> **What to work on**
Please convert the entries, from the first line through the line containing "portrait-name: JODI CARBONI" inclusive, into a JSON list of strings with one string per line, omitting blank lines.

> **Records shown**

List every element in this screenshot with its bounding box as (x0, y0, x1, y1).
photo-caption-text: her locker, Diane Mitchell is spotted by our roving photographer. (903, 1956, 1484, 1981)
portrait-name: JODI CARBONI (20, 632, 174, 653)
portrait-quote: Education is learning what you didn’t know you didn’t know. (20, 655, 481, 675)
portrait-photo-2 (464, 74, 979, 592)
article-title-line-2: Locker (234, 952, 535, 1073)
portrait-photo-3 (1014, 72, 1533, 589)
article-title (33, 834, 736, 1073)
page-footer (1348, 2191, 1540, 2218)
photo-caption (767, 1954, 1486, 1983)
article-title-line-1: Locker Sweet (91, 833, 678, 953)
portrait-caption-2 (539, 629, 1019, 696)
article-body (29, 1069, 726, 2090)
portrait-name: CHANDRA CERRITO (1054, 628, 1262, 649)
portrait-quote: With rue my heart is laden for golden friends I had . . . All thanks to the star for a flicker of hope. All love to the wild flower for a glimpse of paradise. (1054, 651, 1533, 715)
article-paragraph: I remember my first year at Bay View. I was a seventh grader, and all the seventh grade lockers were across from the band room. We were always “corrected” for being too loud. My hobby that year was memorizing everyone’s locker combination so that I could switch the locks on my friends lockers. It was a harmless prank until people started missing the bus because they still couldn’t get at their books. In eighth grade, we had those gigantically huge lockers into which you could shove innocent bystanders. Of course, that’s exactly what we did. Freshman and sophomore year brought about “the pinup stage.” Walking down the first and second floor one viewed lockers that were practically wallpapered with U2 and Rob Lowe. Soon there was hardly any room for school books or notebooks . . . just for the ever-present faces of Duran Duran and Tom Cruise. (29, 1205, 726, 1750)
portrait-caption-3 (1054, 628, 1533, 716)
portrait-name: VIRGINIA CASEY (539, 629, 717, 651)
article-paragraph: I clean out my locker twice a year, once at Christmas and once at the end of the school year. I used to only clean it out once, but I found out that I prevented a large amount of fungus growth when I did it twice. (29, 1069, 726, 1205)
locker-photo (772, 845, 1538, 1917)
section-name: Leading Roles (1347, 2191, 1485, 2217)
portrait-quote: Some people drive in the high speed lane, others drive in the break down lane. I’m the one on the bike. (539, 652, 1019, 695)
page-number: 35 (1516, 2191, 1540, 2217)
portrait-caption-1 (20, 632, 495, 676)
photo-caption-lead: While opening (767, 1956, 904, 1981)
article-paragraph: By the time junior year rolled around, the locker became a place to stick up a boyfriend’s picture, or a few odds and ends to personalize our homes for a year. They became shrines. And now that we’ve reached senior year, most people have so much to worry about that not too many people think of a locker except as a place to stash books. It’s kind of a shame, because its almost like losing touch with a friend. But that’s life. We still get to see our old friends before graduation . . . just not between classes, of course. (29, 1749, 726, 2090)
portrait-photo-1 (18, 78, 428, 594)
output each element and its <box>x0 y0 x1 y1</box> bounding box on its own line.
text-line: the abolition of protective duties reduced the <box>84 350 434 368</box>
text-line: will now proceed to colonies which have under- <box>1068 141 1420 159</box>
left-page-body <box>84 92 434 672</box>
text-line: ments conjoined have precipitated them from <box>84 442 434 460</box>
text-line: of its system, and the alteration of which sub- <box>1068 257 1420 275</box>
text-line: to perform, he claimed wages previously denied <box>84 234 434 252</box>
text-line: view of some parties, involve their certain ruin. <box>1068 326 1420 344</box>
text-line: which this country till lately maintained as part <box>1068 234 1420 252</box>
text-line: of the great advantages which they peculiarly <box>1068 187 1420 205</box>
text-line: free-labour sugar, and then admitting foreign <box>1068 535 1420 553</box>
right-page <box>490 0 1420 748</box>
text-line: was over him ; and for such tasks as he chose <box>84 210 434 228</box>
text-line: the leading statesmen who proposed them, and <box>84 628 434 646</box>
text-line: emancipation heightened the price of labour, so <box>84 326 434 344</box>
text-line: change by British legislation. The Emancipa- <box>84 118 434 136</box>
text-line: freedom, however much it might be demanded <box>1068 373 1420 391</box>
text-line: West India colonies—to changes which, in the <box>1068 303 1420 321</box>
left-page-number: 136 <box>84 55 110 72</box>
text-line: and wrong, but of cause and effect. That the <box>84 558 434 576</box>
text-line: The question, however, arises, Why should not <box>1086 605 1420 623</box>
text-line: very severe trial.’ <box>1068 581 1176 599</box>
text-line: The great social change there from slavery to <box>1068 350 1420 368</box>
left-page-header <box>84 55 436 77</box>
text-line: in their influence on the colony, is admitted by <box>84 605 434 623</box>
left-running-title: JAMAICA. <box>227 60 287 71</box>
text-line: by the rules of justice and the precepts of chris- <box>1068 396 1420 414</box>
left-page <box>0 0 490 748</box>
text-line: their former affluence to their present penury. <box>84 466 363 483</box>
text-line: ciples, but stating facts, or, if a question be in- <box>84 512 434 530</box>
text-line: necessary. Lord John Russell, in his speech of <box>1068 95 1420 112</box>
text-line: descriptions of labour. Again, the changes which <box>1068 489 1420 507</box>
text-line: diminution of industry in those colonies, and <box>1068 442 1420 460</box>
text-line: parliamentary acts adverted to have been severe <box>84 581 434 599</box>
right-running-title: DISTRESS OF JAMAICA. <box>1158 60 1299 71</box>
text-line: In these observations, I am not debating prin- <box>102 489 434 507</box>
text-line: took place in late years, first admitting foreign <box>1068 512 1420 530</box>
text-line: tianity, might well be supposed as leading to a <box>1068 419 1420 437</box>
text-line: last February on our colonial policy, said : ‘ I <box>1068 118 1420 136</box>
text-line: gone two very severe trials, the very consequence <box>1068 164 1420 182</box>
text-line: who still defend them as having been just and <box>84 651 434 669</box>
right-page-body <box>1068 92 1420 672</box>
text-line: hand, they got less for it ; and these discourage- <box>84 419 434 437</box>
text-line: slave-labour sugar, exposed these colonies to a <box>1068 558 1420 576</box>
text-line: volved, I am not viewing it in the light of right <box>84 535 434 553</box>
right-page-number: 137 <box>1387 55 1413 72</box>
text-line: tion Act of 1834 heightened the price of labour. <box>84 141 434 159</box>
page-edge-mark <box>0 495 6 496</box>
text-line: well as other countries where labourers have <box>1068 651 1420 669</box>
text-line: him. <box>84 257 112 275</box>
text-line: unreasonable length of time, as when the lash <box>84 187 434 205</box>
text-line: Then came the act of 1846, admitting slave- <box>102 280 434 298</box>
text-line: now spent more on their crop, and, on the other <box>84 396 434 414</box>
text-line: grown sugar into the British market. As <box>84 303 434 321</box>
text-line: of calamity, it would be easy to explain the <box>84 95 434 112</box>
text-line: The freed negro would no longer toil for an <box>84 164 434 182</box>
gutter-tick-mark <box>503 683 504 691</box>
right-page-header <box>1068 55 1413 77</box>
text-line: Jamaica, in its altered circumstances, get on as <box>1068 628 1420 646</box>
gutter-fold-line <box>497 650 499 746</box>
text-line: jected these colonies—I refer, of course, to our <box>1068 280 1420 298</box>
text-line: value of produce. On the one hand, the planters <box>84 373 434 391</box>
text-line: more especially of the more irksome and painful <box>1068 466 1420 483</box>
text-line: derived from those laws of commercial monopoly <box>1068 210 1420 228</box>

> **Task answer**
[
  "List every element in this screenshot with its bounding box as (x0, y0, x1, y1).",
  "photo-caption-text: her locker, Diane Mitchell is spotted by our roving photographer. (903, 1956, 1484, 1981)",
  "portrait-name: JODI CARBONI (20, 632, 174, 653)"
]